### [Problem requirements]
Return every line in the items below that contains the word "Hoffnung".

■ ■ ■ ■

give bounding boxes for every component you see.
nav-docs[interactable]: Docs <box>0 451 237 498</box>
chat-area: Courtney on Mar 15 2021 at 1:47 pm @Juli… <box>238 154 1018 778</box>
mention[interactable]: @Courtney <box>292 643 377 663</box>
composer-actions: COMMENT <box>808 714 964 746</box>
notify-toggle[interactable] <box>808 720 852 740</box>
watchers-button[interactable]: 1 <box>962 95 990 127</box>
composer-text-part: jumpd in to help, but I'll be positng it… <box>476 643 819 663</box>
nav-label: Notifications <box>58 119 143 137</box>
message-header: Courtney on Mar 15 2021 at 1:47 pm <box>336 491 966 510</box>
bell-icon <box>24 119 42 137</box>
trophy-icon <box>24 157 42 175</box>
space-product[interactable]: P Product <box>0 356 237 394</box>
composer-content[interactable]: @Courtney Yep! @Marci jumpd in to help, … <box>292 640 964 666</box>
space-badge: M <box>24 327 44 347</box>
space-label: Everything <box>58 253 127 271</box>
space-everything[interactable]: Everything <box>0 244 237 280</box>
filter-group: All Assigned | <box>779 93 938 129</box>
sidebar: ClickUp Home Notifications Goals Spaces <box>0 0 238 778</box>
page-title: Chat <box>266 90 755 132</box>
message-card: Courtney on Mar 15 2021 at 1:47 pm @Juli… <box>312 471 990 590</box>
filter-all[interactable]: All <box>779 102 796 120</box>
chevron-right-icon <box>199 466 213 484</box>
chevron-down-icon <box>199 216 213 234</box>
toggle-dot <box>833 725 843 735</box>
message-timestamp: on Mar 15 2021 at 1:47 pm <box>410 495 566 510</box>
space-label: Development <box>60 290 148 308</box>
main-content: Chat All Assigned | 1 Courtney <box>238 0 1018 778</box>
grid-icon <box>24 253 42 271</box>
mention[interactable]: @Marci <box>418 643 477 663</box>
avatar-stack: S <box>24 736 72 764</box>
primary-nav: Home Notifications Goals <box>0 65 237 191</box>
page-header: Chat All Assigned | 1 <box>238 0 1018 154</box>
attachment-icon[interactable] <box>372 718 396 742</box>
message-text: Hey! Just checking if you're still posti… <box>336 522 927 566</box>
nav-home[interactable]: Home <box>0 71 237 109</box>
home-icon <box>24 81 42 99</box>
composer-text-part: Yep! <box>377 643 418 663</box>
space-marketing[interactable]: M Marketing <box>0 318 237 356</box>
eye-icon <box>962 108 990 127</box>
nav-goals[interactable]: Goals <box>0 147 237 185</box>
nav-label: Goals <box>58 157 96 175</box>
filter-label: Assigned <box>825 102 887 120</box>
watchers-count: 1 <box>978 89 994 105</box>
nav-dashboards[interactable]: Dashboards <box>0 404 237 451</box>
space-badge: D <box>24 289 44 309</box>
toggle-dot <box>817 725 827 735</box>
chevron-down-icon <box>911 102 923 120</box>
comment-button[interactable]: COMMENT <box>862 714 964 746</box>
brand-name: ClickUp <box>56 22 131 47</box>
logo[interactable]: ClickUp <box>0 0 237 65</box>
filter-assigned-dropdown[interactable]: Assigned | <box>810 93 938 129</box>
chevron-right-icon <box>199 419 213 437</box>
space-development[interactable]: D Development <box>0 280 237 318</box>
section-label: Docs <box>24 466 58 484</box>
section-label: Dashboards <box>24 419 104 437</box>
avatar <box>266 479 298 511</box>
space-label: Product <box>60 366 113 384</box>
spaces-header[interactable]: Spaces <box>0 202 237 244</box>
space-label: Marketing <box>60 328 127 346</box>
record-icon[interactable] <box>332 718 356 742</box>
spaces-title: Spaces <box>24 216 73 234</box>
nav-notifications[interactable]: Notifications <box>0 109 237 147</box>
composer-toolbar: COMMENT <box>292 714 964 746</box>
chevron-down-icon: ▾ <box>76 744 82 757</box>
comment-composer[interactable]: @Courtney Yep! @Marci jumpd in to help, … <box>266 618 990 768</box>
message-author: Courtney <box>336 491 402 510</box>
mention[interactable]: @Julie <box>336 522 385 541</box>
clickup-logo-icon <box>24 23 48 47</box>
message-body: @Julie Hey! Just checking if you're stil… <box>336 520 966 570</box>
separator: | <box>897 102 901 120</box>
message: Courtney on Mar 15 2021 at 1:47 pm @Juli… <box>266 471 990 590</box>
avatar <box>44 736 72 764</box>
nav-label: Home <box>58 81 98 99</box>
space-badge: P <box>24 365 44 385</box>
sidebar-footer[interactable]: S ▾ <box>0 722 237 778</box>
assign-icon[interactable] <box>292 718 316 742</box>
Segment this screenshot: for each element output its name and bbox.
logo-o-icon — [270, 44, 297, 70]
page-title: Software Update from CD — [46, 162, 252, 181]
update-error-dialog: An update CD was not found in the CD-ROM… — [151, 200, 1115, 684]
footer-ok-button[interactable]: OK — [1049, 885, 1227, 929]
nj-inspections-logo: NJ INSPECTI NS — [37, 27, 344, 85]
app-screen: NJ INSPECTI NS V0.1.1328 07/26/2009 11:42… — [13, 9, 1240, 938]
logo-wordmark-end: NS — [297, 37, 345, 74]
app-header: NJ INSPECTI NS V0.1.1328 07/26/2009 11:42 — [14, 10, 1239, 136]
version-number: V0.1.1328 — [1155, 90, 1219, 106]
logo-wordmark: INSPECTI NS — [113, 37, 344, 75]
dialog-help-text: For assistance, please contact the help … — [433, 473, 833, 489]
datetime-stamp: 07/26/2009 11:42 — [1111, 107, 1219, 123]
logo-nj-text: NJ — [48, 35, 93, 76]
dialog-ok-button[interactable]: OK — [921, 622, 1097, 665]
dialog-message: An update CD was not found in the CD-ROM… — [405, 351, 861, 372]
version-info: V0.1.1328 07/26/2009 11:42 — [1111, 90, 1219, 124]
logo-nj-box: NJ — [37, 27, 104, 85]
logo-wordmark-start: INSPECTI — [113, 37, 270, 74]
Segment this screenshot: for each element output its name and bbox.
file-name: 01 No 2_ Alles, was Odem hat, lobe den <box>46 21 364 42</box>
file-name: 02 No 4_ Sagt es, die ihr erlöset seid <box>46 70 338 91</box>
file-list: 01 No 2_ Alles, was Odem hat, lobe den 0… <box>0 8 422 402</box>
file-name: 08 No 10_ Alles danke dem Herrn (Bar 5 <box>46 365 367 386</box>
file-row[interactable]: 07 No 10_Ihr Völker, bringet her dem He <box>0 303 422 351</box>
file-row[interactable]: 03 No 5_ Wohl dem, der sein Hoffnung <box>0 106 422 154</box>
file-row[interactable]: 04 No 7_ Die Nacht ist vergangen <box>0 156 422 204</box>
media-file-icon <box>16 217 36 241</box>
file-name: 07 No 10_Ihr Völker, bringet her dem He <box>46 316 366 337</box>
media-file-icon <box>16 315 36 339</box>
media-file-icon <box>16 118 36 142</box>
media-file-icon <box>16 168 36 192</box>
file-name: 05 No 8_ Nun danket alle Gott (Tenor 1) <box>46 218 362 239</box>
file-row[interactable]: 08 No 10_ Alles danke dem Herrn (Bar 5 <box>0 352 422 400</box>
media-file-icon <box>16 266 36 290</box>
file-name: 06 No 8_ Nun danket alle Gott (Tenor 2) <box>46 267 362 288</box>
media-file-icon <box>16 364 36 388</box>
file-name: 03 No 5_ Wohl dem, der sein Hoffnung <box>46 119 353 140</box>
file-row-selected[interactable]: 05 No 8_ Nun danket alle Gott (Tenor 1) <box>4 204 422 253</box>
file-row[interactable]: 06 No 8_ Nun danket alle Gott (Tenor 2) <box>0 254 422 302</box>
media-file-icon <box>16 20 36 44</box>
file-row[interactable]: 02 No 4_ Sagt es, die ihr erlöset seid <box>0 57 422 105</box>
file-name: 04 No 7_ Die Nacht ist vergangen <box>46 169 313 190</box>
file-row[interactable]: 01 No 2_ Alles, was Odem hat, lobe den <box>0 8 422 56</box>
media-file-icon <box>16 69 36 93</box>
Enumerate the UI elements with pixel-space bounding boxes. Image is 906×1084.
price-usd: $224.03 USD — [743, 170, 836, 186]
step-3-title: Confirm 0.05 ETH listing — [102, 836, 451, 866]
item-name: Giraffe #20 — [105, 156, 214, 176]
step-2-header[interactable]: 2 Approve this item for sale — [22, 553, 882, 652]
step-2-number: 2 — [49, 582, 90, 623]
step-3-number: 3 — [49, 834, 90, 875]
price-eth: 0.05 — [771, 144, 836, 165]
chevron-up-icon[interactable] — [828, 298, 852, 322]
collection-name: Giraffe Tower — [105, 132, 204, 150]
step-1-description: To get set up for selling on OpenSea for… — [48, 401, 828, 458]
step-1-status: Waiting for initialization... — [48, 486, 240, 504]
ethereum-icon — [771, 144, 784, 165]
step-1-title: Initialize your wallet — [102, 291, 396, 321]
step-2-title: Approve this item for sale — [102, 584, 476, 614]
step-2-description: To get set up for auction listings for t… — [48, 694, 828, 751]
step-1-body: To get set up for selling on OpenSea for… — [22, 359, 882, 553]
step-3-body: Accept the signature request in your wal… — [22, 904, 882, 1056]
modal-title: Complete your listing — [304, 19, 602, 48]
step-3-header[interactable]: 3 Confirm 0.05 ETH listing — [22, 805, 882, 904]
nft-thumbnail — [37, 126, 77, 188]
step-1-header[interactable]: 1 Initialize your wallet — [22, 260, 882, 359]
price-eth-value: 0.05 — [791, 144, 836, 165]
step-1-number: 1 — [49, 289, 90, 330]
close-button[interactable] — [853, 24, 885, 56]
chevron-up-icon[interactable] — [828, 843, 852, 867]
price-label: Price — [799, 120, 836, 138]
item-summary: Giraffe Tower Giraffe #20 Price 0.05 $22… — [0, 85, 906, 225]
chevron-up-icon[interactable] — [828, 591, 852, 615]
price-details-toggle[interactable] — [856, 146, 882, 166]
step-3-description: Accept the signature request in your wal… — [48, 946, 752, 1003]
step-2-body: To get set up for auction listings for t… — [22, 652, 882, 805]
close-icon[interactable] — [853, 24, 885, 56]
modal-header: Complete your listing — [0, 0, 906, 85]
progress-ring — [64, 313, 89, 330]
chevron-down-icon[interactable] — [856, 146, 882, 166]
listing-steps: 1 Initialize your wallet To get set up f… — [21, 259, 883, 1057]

■ ■ ■ ■

### [Task solution]
file-row[interactable]: 03 No 5_ Wohl dem, der sein Hoffnung <box>0 106 422 154</box>
file-name: 03 No 5_ Wohl dem, der sein Hoffnung <box>46 119 353 140</box>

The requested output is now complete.